┌──
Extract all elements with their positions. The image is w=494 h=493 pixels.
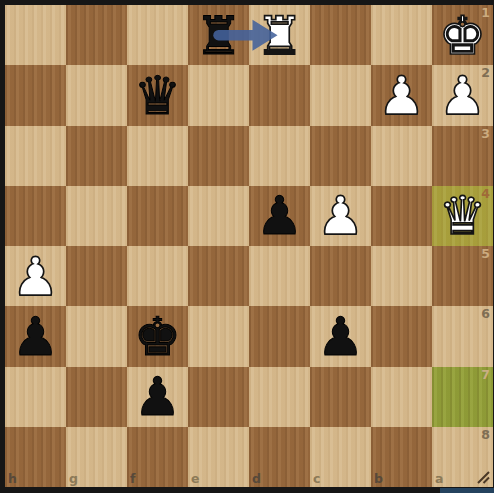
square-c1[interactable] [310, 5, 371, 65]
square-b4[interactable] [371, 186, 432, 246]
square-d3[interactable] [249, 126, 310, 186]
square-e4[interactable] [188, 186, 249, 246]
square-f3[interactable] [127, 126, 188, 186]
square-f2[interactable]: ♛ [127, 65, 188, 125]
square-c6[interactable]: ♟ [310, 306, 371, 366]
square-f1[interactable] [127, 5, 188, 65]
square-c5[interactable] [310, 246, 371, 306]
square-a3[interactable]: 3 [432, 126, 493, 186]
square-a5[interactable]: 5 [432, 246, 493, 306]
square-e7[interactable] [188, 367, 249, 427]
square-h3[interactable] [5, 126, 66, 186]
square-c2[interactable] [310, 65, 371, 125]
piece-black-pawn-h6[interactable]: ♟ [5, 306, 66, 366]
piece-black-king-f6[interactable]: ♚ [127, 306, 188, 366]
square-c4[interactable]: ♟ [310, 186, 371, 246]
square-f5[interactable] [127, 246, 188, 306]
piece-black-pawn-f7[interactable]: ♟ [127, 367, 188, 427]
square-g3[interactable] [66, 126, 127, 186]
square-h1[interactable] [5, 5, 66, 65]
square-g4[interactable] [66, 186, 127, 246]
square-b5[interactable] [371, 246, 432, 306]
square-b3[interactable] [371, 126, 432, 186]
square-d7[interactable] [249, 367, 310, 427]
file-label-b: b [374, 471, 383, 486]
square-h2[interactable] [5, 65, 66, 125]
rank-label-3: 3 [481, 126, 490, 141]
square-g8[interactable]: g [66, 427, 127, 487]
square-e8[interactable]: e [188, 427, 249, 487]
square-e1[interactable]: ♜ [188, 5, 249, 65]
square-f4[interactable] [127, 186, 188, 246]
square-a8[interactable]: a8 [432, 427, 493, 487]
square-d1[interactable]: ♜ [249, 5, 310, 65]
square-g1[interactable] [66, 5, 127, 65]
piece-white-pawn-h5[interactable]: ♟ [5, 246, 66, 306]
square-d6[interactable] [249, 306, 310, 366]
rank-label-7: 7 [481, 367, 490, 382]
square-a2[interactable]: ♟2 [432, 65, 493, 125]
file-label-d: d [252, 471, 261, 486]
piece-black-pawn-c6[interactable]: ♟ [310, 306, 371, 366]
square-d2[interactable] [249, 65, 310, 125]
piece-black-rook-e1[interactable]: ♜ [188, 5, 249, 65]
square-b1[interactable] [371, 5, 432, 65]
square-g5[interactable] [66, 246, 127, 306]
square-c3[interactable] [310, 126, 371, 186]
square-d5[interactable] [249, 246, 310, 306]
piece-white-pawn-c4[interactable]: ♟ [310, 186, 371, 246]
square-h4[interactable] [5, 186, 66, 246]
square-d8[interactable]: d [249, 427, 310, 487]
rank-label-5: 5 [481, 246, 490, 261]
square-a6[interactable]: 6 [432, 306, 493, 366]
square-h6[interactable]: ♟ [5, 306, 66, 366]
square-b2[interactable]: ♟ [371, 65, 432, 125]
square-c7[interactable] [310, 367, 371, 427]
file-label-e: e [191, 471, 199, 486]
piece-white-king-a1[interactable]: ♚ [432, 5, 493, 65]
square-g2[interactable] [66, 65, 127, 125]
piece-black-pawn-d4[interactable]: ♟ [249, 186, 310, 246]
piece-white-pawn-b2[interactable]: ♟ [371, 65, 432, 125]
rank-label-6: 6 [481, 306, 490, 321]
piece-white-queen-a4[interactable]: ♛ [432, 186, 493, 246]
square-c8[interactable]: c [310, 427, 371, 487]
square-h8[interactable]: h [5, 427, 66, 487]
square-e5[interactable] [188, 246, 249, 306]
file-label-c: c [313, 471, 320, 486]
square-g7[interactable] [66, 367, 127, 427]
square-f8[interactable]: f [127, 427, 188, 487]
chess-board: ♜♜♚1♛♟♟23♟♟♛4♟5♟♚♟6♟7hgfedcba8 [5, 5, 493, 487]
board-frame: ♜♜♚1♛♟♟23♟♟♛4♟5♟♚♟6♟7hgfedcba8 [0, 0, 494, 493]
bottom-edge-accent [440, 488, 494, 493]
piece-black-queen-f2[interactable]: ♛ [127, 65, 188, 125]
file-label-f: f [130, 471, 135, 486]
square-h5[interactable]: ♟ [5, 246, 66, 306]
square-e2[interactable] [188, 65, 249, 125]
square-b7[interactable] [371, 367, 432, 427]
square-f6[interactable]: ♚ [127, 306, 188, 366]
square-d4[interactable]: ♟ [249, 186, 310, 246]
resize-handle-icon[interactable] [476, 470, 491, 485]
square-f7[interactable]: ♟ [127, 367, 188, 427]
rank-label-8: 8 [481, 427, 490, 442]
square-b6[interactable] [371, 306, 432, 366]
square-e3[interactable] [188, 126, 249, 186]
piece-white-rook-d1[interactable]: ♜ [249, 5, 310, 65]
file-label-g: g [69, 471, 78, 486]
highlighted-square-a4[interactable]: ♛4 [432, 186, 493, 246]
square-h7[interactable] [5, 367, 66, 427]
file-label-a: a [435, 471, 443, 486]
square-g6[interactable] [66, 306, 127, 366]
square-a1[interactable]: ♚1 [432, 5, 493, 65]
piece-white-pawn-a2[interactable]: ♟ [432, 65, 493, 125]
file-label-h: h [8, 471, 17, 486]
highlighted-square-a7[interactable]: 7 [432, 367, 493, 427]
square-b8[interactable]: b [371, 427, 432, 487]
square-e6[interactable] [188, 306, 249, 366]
└──
→ Task instructions
Rewrite the items above, changing every "interactable" to "clickable" and leaving everything else as it is. Omit the picture from your output.

→ Worked answer
Extract all elements with their positions. The image is w=494 h=493 pixels.
square-c1[clickable] [310, 5, 371, 65]
square-b4[clickable] [371, 186, 432, 246]
square-d3[clickable] [249, 126, 310, 186]
square-e4[clickable] [188, 186, 249, 246]
square-f3[clickable] [127, 126, 188, 186]
square-f2[clickable]: ♛ [127, 65, 188, 125]
square-c6[clickable]: ♟ [310, 306, 371, 366]
square-f1[clickable] [127, 5, 188, 65]
square-c5[clickable] [310, 246, 371, 306]
square-a3[clickable]: 3 [432, 126, 493, 186]
square-a5[clickable]: 5 [432, 246, 493, 306]
square-e7[clickable] [188, 367, 249, 427]
square-h3[clickable] [5, 126, 66, 186]
square-c2[clickable] [310, 65, 371, 125]
piece-black-pawn-h6[clickable]: ♟ [5, 306, 66, 366]
piece-black-king-f6[clickable]: ♚ [127, 306, 188, 366]
square-c4[clickable]: ♟ [310, 186, 371, 246]
square-f5[clickable] [127, 246, 188, 306]
piece-black-pawn-f7[clickable]: ♟ [127, 367, 188, 427]
square-g3[clickable] [66, 126, 127, 186]
square-h1[clickable] [5, 5, 66, 65]
square-g4[clickable] [66, 186, 127, 246]
square-b5[clickable] [371, 246, 432, 306]
square-b3[clickable] [371, 126, 432, 186]
square-d7[clickable] [249, 367, 310, 427]
file-label-b: b [374, 471, 383, 486]
square-h2[clickable] [5, 65, 66, 125]
rank-label-3: 3 [481, 126, 490, 141]
square-g8[clickable]: g [66, 427, 127, 487]
square-e8[clickable]: e [188, 427, 249, 487]
square-e1[clickable]: ♜ [188, 5, 249, 65]
square-f4[clickable] [127, 186, 188, 246]
square-a8[clickable]: a8 [432, 427, 493, 487]
square-d1[clickable]: ♜ [249, 5, 310, 65]
square-g1[clickable] [66, 5, 127, 65]
piece-white-pawn-h5[clickable]: ♟ [5, 246, 66, 306]
square-d6[clickable] [249, 306, 310, 366]
rank-label-7: 7 [481, 367, 490, 382]
square-a2[clickable]: ♟2 [432, 65, 493, 125]
file-label-d: d [252, 471, 261, 486]
piece-black-pawn-c6[clickable]: ♟ [310, 306, 371, 366]
square-d2[clickable] [249, 65, 310, 125]
piece-black-rook-e1[clickable]: ♜ [188, 5, 249, 65]
square-b1[clickable] [371, 5, 432, 65]
square-g5[clickable] [66, 246, 127, 306]
square-c3[clickable] [310, 126, 371, 186]
square-d5[clickable] [249, 246, 310, 306]
piece-white-pawn-c4[clickable]: ♟ [310, 186, 371, 246]
square-h4[clickable] [5, 186, 66, 246]
square-d8[clickable]: d [249, 427, 310, 487]
rank-label-5: 5 [481, 246, 490, 261]
square-a6[clickable]: 6 [432, 306, 493, 366]
square-h6[clickable]: ♟ [5, 306, 66, 366]
square-b2[clickable]: ♟ [371, 65, 432, 125]
square-c7[clickable] [310, 367, 371, 427]
file-label-e: e [191, 471, 199, 486]
piece-white-king-a1[clickable]: ♚ [432, 5, 493, 65]
square-g2[clickable] [66, 65, 127, 125]
piece-black-pawn-d4[clickable]: ♟ [249, 186, 310, 246]
piece-white-pawn-b2[clickable]: ♟ [371, 65, 432, 125]
rank-label-6: 6 [481, 306, 490, 321]
piece-white-queen-a4[clickable]: ♛ [432, 186, 493, 246]
square-c8[clickable]: c [310, 427, 371, 487]
square-h8[clickable]: h [5, 427, 66, 487]
square-e5[clickable] [188, 246, 249, 306]
file-label-c: c [313, 471, 320, 486]
square-g7[clickable] [66, 367, 127, 427]
square-f8[clickable]: f [127, 427, 188, 487]
chess-board: ♜♜♚1♛♟♟23♟♟♛4♟5♟♚♟6♟7hgfedcba8 [5, 5, 493, 487]
board-frame: ♜♜♚1♛♟♟23♟♟♛4♟5♟♚♟6♟7hgfedcba8 [0, 0, 494, 493]
bottom-edge-accent [440, 488, 494, 493]
piece-black-queen-f2[clickable]: ♛ [127, 65, 188, 125]
file-label-f: f [130, 471, 135, 486]
square-h5[clickable]: ♟ [5, 246, 66, 306]
square-e2[clickable] [188, 65, 249, 125]
square-b7[clickable] [371, 367, 432, 427]
square-f6[clickable]: ♚ [127, 306, 188, 366]
square-d4[clickable]: ♟ [249, 186, 310, 246]
resize-handle-icon[clickable] [476, 470, 491, 485]
square-f7[clickable]: ♟ [127, 367, 188, 427]
rank-label-8: 8 [481, 427, 490, 442]
square-b6[clickable] [371, 306, 432, 366]
square-e3[clickable] [188, 126, 249, 186]
piece-white-rook-d1[clickable]: ♜ [249, 5, 310, 65]
file-label-g: g [69, 471, 78, 486]
highlighted-square-a4[clickable]: ♛4 [432, 186, 493, 246]
square-h7[clickable] [5, 367, 66, 427]
file-label-a: a [435, 471, 443, 486]
square-g6[clickable] [66, 306, 127, 366]
square-a1[clickable]: ♚1 [432, 5, 493, 65]
piece-white-pawn-a2[clickable]: ♟ [432, 65, 493, 125]
file-label-h: h [8, 471, 17, 486]
highlighted-square-a7[clickable]: 7 [432, 367, 493, 427]
square-b8[clickable]: b [371, 427, 432, 487]
square-e6[clickable] [188, 306, 249, 366]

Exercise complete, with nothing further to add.